**Given entries**

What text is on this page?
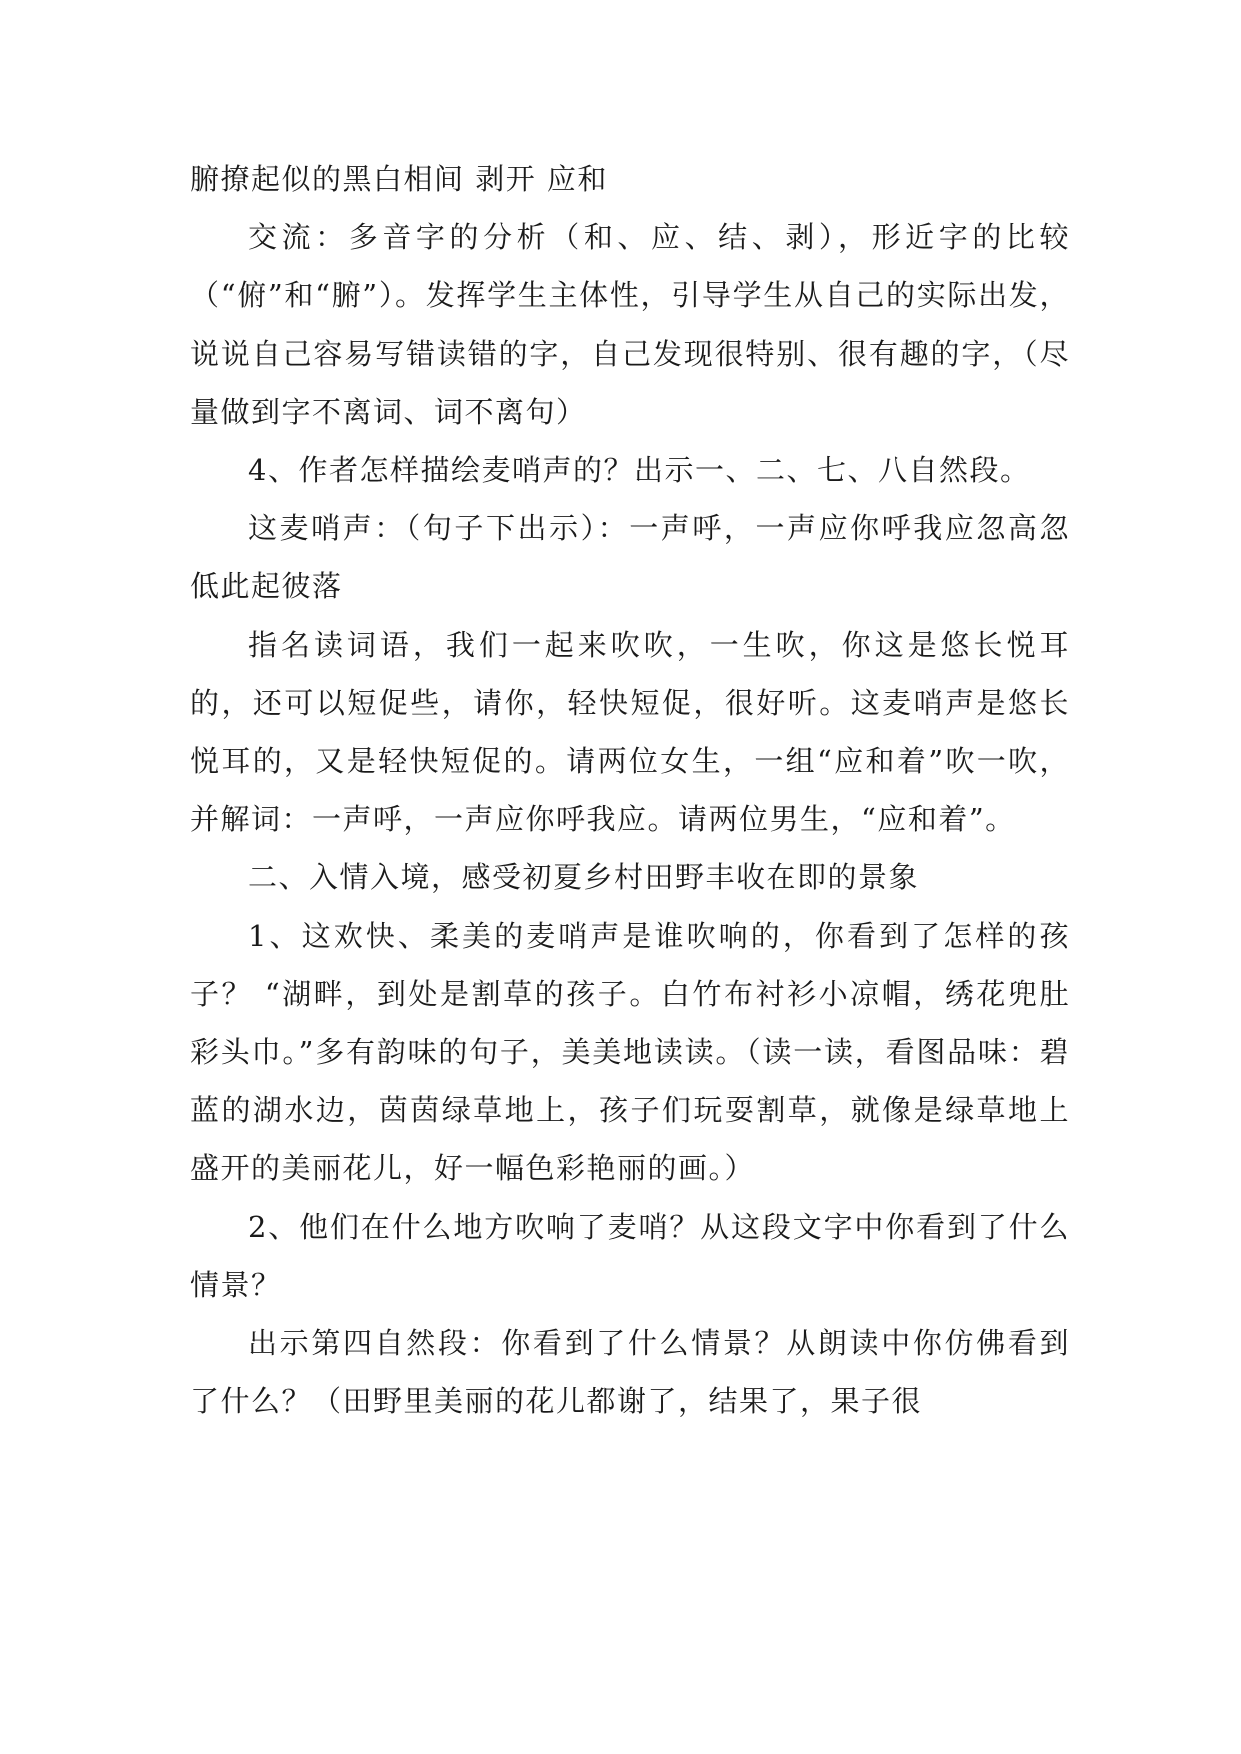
腑撩起似的黑白相间 剥开 应和

交流：多音字的分析（和、应、结、剥），形近字的比较（“俯”和“腑”）。发挥学生主体性，引导学生从自己的实际出发，说说自己容易写错读错的字，自己发现很特别、很有趣的字，（尽量做到字不离词、词不离句）

4、作者怎样描绘麦哨声的？出示一、二、七、八自然段。

这麦哨声：（句子下出示）：一声呼，一声应你呼我应忽高忽低此起彼落

指名读词语，我们一起来吹吹，一生吹，你这是悠长悦耳的，还可以短促些，请你，轻快短促，很好听。这麦哨声是悠长悦耳的，又是轻快短促的。请两位女生，一组“应和着”吹一吹，并解词：一声呼，一声应你呼我应。请两位男生，“应和着”。

二、入情入境，感受初夏乡村田野丰收在即的景象

1、这欢快、柔美的麦哨声是谁吹响的，你看到了怎样的孩子？ “湖畔，到处是割草的孩子。白竹布衬衫小凉帽，绣花兜肚彩头巾。”多有韵味的句子，美美地读读。（读一读，看图品味：碧蓝的湖水边，茵茵绿草地上，孩子们玩耍割草，就像是绿草地上盛开的美丽花儿，好一幅色彩艳丽的画。）

2、他们在什么地方吹响了麦哨？从这段文字中你看到了什么情景？

出示第四自然段：你看到了什么情景？从朗读中你仿佛看到了什么？（田野里美丽的花儿都谢了，结果了，果子很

**Challenge**
Leave out the pictures and copy every record above exactly.

**Expected answer**
What text is on this page?
腑撩起似的黑白相间 剥开 应和

交流：多音字的分析（和、应、结、剥），形近字的比较（“俯”和“腑”）。发挥学生主体性，引导学生从自己的实际出发，说说自己容易写错读错的字，自己发现很特别、很有趣的字，（尽量做到字不离词、词不离句）

4、作者怎样描绘麦哨声的？出示一、二、七、八自然段。

这麦哨声：（句子下出示）：一声呼，一声应你呼我应忽高忽低此起彼落

指名读词语，我们一起来吹吹，一生吹，你这是悠长悦耳的，还可以短促些，请你，轻快短促，很好听。这麦哨声是悠长悦耳的，又是轻快短促的。请两位女生，一组“应和着”吹一吹，并解词：一声呼，一声应你呼我应。请两位男生，“应和着”。

二、入情入境，感受初夏乡村田野丰收在即的景象

1、这欢快、柔美的麦哨声是谁吹响的，你看到了怎样的孩子？ “湖畔，到处是割草的孩子。白竹布衬衫小凉帽，绣花兜肚彩头巾。”多有韵味的句子，美美地读读。（读一读，看图品味：碧蓝的湖水边，茵茵绿草地上，孩子们玩耍割草，就像是绿草地上盛开的美丽花儿，好一幅色彩艳丽的画。）

2、他们在什么地方吹响了麦哨？从这段文字中你看到了什么情景？

出示第四自然段：你看到了什么情景？从朗读中你仿佛看到了什么？（田野里美丽的花儿都谢了，结果了，果子很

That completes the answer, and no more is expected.